Task brief → Rewrite everything from the line containing "- temp-bar: [312, 258, 331, 300]" down to the line containing "- symbol-cell: [160, 406, 179, 426]", changing "pill-icon" to "tablet-icon" and leaving all else as it is. Give only those lines.

Labeled box records →
+++

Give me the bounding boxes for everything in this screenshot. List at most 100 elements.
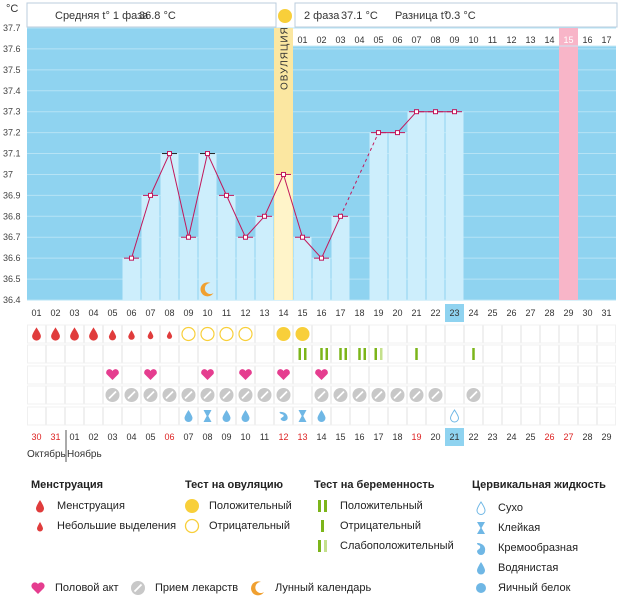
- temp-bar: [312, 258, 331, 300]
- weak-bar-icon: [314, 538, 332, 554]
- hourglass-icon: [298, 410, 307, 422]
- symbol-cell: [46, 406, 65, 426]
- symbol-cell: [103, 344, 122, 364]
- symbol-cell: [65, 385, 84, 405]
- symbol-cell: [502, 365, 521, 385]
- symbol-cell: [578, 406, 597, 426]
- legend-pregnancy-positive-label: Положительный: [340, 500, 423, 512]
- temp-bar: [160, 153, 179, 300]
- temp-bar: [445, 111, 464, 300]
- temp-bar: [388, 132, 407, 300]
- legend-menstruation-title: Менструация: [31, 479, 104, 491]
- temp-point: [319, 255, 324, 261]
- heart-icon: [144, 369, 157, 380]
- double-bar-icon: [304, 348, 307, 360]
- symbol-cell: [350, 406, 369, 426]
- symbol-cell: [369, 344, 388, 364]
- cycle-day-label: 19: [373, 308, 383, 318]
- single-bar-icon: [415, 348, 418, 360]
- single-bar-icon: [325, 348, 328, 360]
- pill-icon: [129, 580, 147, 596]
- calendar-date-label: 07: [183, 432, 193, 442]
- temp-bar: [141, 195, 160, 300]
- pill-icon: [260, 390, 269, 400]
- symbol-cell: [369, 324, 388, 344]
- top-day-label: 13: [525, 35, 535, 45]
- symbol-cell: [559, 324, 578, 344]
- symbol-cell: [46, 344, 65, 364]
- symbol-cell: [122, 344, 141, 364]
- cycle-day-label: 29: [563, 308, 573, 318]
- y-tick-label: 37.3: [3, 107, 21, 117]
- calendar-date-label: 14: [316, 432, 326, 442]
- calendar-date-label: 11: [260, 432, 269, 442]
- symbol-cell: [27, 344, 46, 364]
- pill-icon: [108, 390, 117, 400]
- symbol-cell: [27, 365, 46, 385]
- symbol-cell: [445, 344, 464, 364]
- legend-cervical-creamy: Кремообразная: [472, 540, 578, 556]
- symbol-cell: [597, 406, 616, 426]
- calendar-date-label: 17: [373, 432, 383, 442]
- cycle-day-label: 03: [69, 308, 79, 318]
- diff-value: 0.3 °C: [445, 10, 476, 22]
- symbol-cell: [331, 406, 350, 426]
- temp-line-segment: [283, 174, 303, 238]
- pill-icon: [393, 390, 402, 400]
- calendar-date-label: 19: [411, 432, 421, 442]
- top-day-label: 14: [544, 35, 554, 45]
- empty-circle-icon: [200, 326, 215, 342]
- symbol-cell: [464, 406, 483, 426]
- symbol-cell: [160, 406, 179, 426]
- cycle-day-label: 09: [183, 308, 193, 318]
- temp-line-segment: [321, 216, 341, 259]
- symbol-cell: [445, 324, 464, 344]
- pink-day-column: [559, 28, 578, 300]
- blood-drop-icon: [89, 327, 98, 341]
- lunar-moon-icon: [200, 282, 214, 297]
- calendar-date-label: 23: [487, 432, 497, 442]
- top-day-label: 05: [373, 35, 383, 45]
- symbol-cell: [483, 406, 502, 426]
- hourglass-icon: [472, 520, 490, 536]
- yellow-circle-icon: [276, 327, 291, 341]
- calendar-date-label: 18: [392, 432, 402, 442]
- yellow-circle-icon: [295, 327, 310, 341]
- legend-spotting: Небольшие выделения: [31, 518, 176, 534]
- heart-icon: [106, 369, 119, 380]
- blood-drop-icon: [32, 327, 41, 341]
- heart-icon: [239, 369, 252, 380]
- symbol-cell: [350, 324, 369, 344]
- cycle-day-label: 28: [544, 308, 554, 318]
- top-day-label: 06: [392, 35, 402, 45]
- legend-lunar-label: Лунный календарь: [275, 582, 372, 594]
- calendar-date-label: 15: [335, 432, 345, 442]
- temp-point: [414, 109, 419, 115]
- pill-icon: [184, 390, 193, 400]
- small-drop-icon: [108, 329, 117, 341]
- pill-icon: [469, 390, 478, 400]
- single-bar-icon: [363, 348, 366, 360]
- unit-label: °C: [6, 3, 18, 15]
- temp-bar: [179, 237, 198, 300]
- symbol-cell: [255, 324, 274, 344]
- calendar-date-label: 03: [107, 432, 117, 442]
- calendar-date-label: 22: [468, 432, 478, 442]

+++

Final result →
- temp-bar: [312, 258, 331, 300]
- weak-bar-icon: [314, 538, 332, 554]
- hourglass-icon: [298, 410, 307, 422]
- symbol-cell: [46, 406, 65, 426]
- symbol-cell: [103, 344, 122, 364]
- symbol-cell: [65, 385, 84, 405]
- symbol-cell: [502, 365, 521, 385]
- symbol-cell: [578, 406, 597, 426]
- legend-pregnancy-positive-label: Положительный: [340, 500, 423, 512]
- temp-bar: [160, 153, 179, 300]
- temp-bar: [445, 111, 464, 300]
- temp-bar: [388, 132, 407, 300]
- legend-menstruation-title: Менструация: [31, 479, 104, 491]
- temp-point: [319, 255, 324, 261]
- heart-icon: [144, 369, 157, 380]
- double-bar-icon: [304, 348, 307, 360]
- symbol-cell: [350, 406, 369, 426]
- symbol-cell: [369, 344, 388, 364]
- cycle-day-label: 19: [373, 308, 383, 318]
- single-bar-icon: [415, 348, 418, 360]
- single-bar-icon: [325, 348, 328, 360]
- tablet-icon: [129, 580, 147, 596]
- calendar-date-label: 07: [183, 432, 193, 442]
- temp-bar: [141, 195, 160, 300]
- tablet-icon: [260, 390, 269, 400]
- symbol-cell: [369, 324, 388, 344]
- top-day-label: 13: [525, 35, 535, 45]
- symbol-cell: [559, 324, 578, 344]
- symbol-cell: [46, 344, 65, 364]
- symbol-cell: [122, 344, 141, 364]
- cycle-day-label: 29: [563, 308, 573, 318]
- y-tick-label: 37.3: [3, 107, 21, 117]
- calendar-date-label: 14: [316, 432, 326, 442]
- calendar-date-label: 11: [260, 432, 269, 442]
- symbol-cell: [27, 344, 46, 364]
- tablet-icon: [108, 390, 117, 400]
- symbol-cell: [27, 365, 46, 385]
- symbol-cell: [445, 344, 464, 364]
- legend-cervical-creamy: Кремообразная: [472, 540, 578, 556]
- symbol-cell: [597, 406, 616, 426]
- calendar-date-label: 17: [373, 432, 383, 442]
- cycle-day-label: 03: [69, 308, 79, 318]
- diff-value: 0.3 °C: [445, 10, 476, 22]
- symbol-cell: [331, 406, 350, 426]
- temp-line-segment: [283, 174, 303, 238]
- tablet-icon: [393, 390, 402, 400]
- calendar-date-label: 19: [411, 432, 421, 442]
- top-day-label: 14: [544, 35, 554, 45]
- empty-circle-icon: [200, 326, 215, 342]
- symbol-cell: [464, 406, 483, 426]
- symbol-cell: [160, 406, 179, 426]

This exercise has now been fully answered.